Reproduce each line of the material precisely.

[Dataset excerpt]
★ ★ ★ ★ ★ ★ ★
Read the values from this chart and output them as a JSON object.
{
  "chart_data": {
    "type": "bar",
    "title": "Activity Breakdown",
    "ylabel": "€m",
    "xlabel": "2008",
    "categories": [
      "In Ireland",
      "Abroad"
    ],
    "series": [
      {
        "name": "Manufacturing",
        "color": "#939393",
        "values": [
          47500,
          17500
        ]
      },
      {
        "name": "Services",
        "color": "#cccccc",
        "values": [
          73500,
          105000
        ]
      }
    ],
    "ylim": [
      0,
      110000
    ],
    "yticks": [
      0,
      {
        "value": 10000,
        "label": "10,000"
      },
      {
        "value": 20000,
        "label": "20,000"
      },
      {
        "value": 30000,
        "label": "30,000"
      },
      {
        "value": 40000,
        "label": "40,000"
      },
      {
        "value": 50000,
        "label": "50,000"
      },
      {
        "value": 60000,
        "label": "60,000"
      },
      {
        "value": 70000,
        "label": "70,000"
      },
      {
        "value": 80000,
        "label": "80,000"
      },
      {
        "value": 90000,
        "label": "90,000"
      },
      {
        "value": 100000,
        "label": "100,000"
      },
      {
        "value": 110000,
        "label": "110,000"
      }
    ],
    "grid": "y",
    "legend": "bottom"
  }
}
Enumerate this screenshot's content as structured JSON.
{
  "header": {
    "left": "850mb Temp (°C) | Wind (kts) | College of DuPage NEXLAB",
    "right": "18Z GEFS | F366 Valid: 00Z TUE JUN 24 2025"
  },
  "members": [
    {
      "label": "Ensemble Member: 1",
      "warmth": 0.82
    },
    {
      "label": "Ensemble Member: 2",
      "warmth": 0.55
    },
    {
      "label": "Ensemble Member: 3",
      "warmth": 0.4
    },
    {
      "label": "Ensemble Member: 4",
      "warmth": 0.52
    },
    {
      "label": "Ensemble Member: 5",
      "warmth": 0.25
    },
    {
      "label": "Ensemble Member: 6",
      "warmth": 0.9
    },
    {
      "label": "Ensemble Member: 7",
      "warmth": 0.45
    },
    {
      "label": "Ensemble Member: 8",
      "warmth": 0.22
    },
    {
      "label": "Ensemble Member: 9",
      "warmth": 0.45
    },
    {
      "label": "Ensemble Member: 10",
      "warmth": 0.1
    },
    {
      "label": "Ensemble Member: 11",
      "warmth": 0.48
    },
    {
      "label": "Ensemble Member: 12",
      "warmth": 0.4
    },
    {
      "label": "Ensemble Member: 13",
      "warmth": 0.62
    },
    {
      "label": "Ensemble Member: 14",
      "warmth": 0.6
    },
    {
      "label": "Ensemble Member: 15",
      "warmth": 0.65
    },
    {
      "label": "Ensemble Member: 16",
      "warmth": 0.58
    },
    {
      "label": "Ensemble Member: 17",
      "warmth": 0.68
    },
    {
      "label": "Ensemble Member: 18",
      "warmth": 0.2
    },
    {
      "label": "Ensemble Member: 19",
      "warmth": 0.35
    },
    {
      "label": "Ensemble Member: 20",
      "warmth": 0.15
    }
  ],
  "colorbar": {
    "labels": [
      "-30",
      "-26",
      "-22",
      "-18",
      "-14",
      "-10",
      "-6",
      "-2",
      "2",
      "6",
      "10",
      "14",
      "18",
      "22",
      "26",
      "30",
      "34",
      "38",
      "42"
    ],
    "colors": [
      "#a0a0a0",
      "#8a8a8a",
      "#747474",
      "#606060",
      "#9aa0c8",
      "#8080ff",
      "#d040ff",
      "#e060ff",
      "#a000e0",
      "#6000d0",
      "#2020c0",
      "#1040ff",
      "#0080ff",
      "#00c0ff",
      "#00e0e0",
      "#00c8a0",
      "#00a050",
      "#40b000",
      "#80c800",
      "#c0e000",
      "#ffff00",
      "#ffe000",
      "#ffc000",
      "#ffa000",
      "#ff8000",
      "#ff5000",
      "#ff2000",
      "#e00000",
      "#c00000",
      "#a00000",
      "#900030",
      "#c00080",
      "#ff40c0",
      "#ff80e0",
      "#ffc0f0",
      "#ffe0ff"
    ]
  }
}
★ ★ ★ ★ ★ ★ ★
▶ **Output of the exercise**:
Read the values from this chart and output them as a JSON object.
{
  "chart_data": {
    "type": "bar",
    "title": "Activity Breakdown",
    "ylabel": "€m",
    "xlabel": "2008",
    "categories": [
      "In Ireland",
      "Abroad"
    ],
    "series": [
      {
        "name": "Manufacturing",
        "color": "#939393",
        "values": [
          47500,
          17500
        ]
      },
      {
        "name": "Services",
        "color": "#cccccc",
        "values": [
          73500,
          105000
        ]
      }
    ],
    "ylim": [
      0,
      110000
    ],
    "yticks": [
      0,
      {
        "value": 10000,
        "label": "10,000"
      },
      {
        "value": 20000,
        "label": "20,000"
      },
      {
        "value": 30000,
        "label": "30,000"
      },
      {
        "value": 40000,
        "label": "40,000"
      },
      {
        "value": 50000,
        "label": "50,000"
      },
      {
        "value": 60000,
        "label": "60,000"
      },
      {
        "value": 70000,
        "label": "70,000"
      },
      {
        "value": 80000,
        "label": "80,000"
      },
      {
        "value": 90000,
        "label": "90,000"
      },
      {
        "value": 100000,
        "label": "100,000"
      },
      {
        "value": 110000,
        "label": "110,000"
      }
    ],
    "grid": "y",
    "legend": "bottom"
  }
}
Enumerate this screenshot's content as structured JSON.
{
  "header": {
    "left": "850mb Temp (°C) | Wind (kts) | College of DuPage NEXLAB",
    "right": "18Z GEFS | F366 Valid: 00Z TUE JUN 24 2025"
  },
  "members": [
    {
      "label": "Ensemble Member: 1",
      "warmth": 0.82
    },
    {
      "label": "Ensemble Member: 2",
      "warmth": 0.55
    },
    {
      "label": "Ensemble Member: 3",
      "warmth": 0.4
    },
    {
      "label": "Ensemble Member: 4",
      "warmth": 0.52
    },
    {
      "label": "Ensemble Member: 5",
      "warmth": 0.25
    },
    {
      "label": "Ensemble Member: 6",
      "warmth": 0.9
    },
    {
      "label": "Ensemble Member: 7",
      "warmth": 0.45
    },
    {
      "label": "Ensemble Member: 8",
      "warmth": 0.22
    },
    {
      "label": "Ensemble Member: 9",
      "warmth": 0.45
    },
    {
      "label": "Ensemble Member: 10",
      "warmth": 0.1
    },
    {
      "label": "Ensemble Member: 11",
      "warmth": 0.48
    },
    {
      "label": "Ensemble Member: 12",
      "warmth": 0.4
    },
    {
      "label": "Ensemble Member: 13",
      "warmth": 0.62
    },
    {
      "label": "Ensemble Member: 14",
      "warmth": 0.6
    },
    {
      "label": "Ensemble Member: 15",
      "warmth": 0.65
    },
    {
      "label": "Ensemble Member: 16",
      "warmth": 0.58
    },
    {
      "label": "Ensemble Member: 17",
      "warmth": 0.68
    },
    {
      "label": "Ensemble Member: 18",
      "warmth": 0.2
    },
    {
      "label": "Ensemble Member: 19",
      "warmth": 0.35
    },
    {
      "label": "Ensemble Member: 20",
      "warmth": 0.15
    }
  ],
  "colorbar": {
    "labels": [
      "-30",
      "-26",
      "-22",
      "-18",
      "-14",
      "-10",
      "-6",
      "-2",
      "2",
      "6",
      "10",
      "14",
      "18",
      "22",
      "26",
      "30",
      "34",
      "38",
      "42"
    ],
    "colors": [
      "#a0a0a0",
      "#8a8a8a",
      "#747474",
      "#606060",
      "#9aa0c8",
      "#8080ff",
      "#d040ff",
      "#e060ff",
      "#a000e0",
      "#6000d0",
      "#2020c0",
      "#1040ff",
      "#0080ff",
      "#00c0ff",
      "#00e0e0",
      "#00c8a0",
      "#00a050",
      "#40b000",
      "#80c800",
      "#c0e000",
      "#ffff00",
      "#ffe000",
      "#ffc000",
      "#ffa000",
      "#ff8000",
      "#ff5000",
      "#ff2000",
      "#e00000",
      "#c00000",
      "#a00000",
      "#900030",
      "#c00080",
      "#ff40c0",
      "#ff80e0",
      "#ffc0f0",
      "#ffe0ff"
    ]
  }
}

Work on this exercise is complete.